Recorded data>
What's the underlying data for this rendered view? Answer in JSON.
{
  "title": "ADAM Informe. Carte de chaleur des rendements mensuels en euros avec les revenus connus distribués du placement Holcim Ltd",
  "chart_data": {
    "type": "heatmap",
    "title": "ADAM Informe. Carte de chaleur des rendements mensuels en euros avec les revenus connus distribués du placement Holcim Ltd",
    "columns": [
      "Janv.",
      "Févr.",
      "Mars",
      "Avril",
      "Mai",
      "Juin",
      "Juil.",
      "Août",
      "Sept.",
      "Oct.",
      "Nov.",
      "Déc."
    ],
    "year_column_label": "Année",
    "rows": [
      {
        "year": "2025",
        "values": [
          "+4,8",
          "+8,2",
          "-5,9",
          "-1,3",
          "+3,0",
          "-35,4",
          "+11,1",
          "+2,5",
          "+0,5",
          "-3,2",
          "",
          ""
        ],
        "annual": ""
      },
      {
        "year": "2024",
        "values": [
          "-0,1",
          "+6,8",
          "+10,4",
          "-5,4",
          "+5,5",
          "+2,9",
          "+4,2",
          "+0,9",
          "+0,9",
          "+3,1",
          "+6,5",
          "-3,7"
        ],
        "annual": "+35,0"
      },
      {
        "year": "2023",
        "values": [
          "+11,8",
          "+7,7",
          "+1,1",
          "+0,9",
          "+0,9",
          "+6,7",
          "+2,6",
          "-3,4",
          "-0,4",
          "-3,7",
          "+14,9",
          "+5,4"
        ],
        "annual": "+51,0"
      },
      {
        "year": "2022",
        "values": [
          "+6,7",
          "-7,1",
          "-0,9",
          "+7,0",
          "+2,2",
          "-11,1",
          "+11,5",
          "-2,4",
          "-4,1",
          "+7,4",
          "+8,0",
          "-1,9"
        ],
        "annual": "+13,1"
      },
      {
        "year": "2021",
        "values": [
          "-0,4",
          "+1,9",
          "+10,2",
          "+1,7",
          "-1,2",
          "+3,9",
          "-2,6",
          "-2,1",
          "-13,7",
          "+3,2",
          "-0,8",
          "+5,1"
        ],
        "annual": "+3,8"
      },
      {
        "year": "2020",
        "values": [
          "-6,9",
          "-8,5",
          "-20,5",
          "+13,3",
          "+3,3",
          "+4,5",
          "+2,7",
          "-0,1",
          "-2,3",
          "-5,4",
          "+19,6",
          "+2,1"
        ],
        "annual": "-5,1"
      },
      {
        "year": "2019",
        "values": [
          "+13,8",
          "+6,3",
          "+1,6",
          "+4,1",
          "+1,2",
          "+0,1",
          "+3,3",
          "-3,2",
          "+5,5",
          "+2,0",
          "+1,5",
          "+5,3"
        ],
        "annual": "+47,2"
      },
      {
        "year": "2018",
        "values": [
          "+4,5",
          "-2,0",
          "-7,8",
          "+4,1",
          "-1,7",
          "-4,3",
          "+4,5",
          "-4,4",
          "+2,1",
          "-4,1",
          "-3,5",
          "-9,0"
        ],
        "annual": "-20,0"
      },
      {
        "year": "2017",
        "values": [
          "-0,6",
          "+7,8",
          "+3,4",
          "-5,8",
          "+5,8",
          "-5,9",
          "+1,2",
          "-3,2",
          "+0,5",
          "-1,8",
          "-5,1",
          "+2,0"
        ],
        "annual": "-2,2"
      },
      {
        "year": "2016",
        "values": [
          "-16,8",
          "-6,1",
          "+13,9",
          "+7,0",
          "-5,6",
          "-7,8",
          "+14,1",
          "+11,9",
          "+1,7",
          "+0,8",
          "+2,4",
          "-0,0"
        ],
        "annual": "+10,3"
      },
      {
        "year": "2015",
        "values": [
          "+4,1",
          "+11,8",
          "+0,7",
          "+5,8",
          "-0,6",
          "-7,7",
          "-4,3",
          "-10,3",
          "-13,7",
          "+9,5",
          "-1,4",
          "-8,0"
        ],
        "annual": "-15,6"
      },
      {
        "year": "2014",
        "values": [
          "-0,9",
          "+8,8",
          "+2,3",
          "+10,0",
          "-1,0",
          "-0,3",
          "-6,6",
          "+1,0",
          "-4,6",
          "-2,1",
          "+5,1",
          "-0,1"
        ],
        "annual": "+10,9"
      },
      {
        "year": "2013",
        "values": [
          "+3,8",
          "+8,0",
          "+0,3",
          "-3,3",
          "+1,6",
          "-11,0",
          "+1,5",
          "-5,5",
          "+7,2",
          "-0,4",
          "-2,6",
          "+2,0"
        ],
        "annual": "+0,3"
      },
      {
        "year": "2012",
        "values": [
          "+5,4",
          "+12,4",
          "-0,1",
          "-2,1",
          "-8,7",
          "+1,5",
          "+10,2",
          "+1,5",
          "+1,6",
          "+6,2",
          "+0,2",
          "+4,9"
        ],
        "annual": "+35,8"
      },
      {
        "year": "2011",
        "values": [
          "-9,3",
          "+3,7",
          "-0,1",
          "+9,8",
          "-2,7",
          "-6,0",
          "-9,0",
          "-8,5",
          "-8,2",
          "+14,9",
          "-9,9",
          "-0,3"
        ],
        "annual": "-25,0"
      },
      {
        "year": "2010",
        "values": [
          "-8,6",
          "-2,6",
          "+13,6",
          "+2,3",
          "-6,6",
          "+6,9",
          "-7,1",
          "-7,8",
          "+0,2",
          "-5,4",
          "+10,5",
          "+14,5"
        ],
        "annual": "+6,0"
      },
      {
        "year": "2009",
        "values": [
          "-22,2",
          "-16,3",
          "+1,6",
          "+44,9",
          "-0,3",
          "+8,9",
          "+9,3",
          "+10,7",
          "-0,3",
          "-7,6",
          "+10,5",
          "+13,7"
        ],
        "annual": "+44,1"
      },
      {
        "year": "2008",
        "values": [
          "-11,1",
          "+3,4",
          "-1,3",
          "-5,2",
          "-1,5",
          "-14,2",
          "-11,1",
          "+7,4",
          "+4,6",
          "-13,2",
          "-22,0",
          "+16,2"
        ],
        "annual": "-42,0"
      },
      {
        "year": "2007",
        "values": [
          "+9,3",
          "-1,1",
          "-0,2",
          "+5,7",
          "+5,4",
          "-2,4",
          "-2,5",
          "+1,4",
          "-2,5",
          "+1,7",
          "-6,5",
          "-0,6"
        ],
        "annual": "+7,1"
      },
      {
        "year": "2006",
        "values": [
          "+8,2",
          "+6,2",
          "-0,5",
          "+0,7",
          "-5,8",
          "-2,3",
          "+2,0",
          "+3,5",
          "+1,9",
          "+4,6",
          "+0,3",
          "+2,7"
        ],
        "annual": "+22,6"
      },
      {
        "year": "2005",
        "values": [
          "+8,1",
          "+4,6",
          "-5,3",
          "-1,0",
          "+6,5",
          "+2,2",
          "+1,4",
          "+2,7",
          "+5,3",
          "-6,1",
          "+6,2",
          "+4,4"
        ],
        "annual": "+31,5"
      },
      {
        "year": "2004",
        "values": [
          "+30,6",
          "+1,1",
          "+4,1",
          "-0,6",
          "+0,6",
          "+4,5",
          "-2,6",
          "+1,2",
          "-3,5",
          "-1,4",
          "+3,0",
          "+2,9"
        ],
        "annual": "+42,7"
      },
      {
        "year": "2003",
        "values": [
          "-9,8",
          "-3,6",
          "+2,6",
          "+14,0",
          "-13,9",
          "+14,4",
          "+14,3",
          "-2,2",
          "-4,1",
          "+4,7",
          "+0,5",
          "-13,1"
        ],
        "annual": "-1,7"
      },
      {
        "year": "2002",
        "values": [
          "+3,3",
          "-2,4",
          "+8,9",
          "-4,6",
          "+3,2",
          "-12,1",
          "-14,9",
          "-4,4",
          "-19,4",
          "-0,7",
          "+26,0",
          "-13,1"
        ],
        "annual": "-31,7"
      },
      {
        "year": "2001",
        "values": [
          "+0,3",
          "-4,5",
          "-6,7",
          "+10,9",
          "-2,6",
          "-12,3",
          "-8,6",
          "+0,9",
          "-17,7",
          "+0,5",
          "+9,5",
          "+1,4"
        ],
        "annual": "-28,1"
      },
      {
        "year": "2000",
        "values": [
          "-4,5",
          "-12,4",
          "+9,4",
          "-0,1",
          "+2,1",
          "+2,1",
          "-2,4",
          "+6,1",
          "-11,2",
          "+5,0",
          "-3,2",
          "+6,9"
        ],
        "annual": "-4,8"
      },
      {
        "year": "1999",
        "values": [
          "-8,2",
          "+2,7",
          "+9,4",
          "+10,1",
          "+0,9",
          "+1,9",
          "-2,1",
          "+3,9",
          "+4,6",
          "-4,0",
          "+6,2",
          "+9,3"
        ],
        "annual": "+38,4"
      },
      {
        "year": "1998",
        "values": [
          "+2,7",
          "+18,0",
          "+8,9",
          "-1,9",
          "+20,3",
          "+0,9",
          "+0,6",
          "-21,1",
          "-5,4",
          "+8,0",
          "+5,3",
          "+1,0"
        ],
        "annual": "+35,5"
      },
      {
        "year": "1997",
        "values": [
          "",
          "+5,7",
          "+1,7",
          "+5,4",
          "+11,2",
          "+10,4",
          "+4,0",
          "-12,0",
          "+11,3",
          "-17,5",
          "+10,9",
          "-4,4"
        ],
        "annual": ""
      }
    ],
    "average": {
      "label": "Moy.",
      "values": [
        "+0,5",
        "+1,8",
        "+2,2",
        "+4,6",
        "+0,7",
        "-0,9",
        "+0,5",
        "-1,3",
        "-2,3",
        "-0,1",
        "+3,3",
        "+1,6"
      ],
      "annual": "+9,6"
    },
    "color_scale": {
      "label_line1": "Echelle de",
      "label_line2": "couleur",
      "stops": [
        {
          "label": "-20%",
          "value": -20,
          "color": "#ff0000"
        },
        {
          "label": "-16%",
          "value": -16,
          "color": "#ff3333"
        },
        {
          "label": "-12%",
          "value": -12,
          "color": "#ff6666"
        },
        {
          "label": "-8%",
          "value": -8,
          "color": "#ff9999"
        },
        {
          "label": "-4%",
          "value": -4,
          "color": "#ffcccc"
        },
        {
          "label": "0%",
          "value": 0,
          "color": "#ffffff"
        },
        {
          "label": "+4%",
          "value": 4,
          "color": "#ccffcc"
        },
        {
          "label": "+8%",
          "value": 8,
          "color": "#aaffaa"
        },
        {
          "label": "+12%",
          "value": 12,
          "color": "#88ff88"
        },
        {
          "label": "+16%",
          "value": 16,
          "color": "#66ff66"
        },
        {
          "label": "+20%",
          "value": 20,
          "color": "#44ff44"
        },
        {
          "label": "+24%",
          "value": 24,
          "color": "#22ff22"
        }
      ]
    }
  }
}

Your objective>
State how many lines of the records above contain "mensuels", with no words besides the number.

Exercise solution>
2